▶ **Passage**:

How to predict several unlabelled attributes at once using WEKA and NaiveBayes? - machine-learning

I have a binary array that has 96 elements, it could look someting like this:
[false, true, true, false, true, true, false, false, false, true.....]
Each element represents a time interval in 15 minutes starting from 00.00. The first element is 00.15, the second is 00.30, the third 00.45 etc. The boolean tells whether a house has been occupied in that time interval.
I want to train a classifier, so that it can predict the rest of a day, when only some part of the day is known. Let's say I have observations for the past 100 days, and I only know the the first 20 elements of the current day.
How can I use classification to predict the rest of the day?
I tried creating a ARFF file that looks like this:
#RELATION OccupancyDetection
#ATTRIBUTE Slot1 {true, false}
#ATTRIBUTE Slot2 {true, false}
#ATTRIBUTE Slot3 {true, false}
...

▶ **Source data**:
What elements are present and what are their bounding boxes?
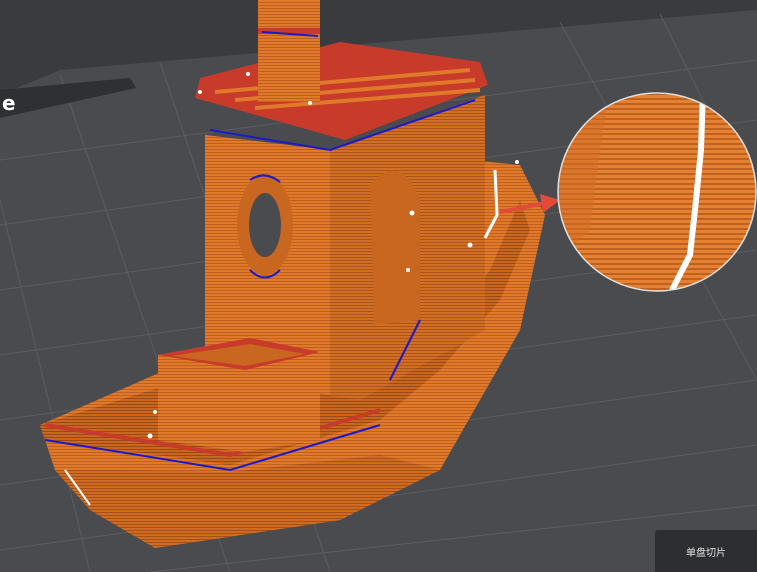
slice-plate-button[interactable]: 单盘切片	[655, 530, 757, 572]
svg-text:e: e	[2, 91, 16, 115]
3d-viewport[interactable]: e	[0, 0, 757, 572]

▶ **Parts of the exercise**:
(1) Reproduce the WEKA occupancy question verbatim, starting at the words "I want to train" and ending after "the current day.".
(2) Write the next part of the WEKA occupancy question, picking up after its final line.

▶ **Responses for each task**:
(1)
I want to train a classifier, so that it can predict the rest of a day, when only some part of the day is known. Let's say I have observations for the past 100 days, and I only know the the first 20 elements of the current day.

(2)
#ATTRIBUTE Slot96 {true, false}
#DATA
false,false,false,false,false,false,false,false,false,false,false,false,false,false,false,false,false,false,false,false,false,false,false,false,false,false,false,false,false,false,false,false,false,false,false,false,false,false,false,false,false,false,false,false,false,false,false,false,false,false,false,false,true,true,true,true,true,true,true,false,true,true,true,false,true,false,false,false,false,false,false,true,false,false,false,false,false,false,false,false,false,false,false,false,false,false,false,false,false,false,false,false,false,false,false,false
false,false,false,false,false,false,false,false,false,false,false,false,false,false,false,false,false,false,false,false,false,false,true,false,false,false,false,false,false,false,false,false,false,false,false,false,false,false,false,false,true,true,true,true,true,false,false,false,false,false,false,false,false,false,false,false,false,false,false,false,false,true,true,true,true,false,false,false,false,false,false,false,false,false,false,false,false,false,false,false,false,false,false,false,false,false,false,false,false,false,false,false,false,false,false,false
.....
And did a Naive Bayes classification on it. The problem is, that the results only show the success of one attribute (the last one, for instance).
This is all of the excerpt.